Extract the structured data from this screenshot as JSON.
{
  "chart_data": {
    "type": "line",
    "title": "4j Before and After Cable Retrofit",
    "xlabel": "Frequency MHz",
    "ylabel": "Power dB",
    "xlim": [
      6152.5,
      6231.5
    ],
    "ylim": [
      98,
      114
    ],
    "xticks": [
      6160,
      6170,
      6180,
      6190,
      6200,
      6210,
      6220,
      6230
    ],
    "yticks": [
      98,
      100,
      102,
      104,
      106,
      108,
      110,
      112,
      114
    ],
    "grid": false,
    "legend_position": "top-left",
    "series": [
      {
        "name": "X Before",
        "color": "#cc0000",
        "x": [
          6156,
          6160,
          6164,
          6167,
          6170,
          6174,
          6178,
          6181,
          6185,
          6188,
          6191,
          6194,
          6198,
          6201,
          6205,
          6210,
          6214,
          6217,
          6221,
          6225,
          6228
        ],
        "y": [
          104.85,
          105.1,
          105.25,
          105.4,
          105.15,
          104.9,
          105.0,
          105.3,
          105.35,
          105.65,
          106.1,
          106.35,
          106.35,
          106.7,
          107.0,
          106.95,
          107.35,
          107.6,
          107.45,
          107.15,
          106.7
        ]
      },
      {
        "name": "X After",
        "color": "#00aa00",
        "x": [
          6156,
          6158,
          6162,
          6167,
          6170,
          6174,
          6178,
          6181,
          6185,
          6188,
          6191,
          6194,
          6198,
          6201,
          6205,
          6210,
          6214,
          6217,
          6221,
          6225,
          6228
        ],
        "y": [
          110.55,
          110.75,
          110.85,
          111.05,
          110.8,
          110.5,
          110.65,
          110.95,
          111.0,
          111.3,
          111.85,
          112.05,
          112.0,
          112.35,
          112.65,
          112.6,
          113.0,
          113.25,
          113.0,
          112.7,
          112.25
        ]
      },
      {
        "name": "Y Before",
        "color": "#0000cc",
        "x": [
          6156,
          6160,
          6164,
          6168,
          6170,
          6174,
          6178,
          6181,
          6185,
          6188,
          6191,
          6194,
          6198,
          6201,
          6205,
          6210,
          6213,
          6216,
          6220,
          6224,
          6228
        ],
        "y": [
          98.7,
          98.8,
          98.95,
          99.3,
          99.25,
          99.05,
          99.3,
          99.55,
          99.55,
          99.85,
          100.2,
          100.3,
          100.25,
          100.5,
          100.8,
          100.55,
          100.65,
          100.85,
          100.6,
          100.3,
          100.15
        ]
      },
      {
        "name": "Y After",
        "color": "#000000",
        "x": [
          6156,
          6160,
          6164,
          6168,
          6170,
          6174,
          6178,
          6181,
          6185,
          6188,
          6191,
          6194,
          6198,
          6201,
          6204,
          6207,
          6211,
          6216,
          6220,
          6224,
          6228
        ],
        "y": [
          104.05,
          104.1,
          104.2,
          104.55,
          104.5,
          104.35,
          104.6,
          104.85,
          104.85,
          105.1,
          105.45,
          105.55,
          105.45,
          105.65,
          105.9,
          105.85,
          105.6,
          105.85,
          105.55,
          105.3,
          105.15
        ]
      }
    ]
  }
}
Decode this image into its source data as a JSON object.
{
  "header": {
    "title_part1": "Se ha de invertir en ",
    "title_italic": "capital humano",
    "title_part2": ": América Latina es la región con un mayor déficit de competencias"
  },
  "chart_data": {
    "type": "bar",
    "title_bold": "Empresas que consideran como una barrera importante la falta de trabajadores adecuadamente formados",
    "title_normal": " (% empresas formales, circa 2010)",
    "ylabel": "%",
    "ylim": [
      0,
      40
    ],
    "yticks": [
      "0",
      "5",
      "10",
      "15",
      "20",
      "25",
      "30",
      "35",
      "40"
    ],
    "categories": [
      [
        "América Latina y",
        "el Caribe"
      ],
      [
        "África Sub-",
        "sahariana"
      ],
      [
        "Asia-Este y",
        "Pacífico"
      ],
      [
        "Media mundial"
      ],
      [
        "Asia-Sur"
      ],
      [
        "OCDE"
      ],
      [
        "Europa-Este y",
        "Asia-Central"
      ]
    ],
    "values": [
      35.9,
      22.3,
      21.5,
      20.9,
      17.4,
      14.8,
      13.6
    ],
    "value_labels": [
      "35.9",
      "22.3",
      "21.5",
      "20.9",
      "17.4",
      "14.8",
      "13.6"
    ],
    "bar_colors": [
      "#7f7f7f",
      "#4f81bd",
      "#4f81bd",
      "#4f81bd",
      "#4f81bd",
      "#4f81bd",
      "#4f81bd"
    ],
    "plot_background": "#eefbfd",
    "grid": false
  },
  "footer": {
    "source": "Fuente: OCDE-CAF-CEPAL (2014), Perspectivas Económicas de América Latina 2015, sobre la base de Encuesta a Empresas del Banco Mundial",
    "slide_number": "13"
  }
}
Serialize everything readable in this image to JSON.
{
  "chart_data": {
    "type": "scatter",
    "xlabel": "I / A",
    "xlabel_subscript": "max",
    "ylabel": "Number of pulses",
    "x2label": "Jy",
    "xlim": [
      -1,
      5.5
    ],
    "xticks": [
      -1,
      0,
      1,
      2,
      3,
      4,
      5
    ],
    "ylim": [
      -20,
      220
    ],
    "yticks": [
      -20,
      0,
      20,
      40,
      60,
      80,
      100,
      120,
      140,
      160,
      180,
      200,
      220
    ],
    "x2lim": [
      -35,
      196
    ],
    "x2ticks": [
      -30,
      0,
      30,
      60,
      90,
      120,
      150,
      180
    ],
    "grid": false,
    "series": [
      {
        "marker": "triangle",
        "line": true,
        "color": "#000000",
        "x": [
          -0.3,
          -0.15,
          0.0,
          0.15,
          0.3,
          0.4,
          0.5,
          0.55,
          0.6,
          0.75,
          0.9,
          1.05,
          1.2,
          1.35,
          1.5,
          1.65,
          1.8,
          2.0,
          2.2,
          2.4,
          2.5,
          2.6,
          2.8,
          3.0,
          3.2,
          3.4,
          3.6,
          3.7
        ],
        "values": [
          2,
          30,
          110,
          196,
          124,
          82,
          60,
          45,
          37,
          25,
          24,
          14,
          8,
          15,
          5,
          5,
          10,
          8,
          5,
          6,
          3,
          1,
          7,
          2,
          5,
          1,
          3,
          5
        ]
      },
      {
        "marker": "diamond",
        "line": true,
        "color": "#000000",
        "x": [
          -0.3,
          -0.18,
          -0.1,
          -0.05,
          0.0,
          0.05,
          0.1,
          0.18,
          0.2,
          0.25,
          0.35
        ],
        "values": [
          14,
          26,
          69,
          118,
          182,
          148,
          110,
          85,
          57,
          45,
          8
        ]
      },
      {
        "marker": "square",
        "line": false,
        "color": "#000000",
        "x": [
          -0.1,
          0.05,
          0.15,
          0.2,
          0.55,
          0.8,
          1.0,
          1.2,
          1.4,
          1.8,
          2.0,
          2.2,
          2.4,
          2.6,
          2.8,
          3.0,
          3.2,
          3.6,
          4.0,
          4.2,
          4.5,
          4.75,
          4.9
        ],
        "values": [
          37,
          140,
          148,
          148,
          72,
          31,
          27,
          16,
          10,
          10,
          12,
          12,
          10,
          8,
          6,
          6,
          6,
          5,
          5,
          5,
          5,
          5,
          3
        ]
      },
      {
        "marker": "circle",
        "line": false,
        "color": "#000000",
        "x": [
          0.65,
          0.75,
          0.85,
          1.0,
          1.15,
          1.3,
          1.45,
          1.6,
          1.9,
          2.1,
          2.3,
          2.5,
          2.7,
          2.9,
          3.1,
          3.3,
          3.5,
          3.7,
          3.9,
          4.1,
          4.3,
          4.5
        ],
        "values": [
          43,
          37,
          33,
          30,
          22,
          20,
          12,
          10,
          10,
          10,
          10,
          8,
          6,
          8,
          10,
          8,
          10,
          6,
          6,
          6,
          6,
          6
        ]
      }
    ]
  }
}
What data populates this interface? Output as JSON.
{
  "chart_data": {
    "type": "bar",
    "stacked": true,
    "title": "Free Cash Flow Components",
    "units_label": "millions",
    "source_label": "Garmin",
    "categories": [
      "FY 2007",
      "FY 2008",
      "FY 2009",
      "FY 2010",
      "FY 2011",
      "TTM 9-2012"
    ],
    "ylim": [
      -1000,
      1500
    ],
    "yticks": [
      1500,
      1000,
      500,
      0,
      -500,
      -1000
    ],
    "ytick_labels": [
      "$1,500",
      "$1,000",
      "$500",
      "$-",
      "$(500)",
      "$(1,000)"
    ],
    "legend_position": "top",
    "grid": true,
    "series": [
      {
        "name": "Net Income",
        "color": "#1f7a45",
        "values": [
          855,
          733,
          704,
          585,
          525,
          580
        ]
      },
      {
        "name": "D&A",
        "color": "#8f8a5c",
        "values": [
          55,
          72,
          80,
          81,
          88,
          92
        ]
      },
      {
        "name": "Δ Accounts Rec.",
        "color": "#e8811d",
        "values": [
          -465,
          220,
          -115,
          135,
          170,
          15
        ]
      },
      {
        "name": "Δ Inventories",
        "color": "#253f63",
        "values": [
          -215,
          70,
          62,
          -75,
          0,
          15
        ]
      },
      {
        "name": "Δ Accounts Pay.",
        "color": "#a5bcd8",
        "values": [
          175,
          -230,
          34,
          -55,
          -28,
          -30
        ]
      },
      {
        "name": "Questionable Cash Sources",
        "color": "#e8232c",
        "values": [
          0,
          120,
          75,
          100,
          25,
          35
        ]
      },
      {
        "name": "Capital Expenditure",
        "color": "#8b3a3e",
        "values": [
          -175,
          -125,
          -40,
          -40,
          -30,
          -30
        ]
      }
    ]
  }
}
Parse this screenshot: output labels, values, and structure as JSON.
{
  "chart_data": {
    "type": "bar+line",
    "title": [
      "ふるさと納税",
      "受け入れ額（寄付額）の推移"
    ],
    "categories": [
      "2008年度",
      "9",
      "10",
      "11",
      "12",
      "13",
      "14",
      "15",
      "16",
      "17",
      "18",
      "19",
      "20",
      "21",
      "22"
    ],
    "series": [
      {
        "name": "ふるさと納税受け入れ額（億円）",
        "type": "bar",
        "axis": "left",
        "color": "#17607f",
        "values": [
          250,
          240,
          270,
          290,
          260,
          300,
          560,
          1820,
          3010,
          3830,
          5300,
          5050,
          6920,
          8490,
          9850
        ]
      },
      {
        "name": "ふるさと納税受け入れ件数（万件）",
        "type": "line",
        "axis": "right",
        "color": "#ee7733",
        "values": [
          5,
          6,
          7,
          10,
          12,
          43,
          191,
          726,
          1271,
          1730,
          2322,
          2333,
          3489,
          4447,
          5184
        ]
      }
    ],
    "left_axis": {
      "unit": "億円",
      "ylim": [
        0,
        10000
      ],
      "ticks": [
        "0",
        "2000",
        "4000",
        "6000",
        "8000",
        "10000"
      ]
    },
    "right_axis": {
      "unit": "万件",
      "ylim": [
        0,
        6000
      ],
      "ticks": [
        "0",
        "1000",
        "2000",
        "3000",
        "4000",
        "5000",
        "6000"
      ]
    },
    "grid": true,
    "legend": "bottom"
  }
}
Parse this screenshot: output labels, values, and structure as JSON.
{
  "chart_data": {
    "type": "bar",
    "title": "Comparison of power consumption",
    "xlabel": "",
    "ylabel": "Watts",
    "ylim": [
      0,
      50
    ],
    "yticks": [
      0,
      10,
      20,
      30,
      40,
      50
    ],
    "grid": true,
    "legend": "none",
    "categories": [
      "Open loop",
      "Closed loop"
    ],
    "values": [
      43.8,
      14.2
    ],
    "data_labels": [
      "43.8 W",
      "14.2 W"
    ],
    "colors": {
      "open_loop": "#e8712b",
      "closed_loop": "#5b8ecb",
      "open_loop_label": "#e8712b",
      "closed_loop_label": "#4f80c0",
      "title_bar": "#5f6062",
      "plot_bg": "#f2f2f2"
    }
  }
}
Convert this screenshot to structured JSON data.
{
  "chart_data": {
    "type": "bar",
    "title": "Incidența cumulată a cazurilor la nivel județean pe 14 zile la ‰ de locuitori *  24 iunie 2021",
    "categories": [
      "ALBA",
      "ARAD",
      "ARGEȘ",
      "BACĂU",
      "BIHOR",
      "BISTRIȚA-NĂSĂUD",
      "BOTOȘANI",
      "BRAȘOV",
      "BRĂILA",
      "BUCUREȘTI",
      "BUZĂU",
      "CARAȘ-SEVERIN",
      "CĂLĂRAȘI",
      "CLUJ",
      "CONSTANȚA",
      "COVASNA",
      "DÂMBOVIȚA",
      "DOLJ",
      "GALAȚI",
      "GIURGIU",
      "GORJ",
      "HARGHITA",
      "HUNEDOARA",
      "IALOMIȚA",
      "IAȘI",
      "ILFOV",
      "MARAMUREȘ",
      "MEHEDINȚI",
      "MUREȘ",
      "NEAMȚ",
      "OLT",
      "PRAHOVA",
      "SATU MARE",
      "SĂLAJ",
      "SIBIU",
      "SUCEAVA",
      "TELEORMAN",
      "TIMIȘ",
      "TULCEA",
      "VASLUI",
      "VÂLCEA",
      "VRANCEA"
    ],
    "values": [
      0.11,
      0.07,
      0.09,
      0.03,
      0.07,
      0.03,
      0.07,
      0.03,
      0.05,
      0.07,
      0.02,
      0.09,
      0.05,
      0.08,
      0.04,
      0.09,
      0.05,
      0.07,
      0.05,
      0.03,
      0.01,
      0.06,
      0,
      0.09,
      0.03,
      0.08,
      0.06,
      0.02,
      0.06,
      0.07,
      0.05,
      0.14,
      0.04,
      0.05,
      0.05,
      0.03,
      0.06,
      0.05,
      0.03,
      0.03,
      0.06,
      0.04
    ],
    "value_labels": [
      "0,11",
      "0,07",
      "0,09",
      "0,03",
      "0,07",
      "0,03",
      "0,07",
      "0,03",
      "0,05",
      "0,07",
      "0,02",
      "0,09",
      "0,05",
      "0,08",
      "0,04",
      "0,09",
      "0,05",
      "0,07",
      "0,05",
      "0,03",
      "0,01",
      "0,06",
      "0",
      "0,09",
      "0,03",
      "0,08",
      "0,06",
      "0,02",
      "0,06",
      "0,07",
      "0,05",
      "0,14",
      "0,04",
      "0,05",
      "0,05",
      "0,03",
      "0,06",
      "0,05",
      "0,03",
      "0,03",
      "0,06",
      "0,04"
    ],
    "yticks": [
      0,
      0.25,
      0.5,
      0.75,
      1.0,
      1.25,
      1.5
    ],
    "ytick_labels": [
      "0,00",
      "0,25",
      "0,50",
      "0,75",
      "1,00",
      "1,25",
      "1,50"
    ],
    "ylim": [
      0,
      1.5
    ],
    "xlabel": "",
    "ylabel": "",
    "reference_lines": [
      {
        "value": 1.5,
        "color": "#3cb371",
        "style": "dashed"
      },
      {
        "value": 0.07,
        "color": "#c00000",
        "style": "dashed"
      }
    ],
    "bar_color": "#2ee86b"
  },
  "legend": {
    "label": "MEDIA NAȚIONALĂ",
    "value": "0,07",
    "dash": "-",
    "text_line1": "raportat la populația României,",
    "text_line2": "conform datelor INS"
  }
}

—————

§ DIRECTIONS FOR THIS TASK
Pick each line holding the word "ylabel" out of the data and copy it.

§ ANSWER FOR THE TASK
    "ylabel": "Power dB",
    "ylabel": "%",
    "ylabel": "Number of pulses",
    "ylabel": "Watts",
    "ylabel": "",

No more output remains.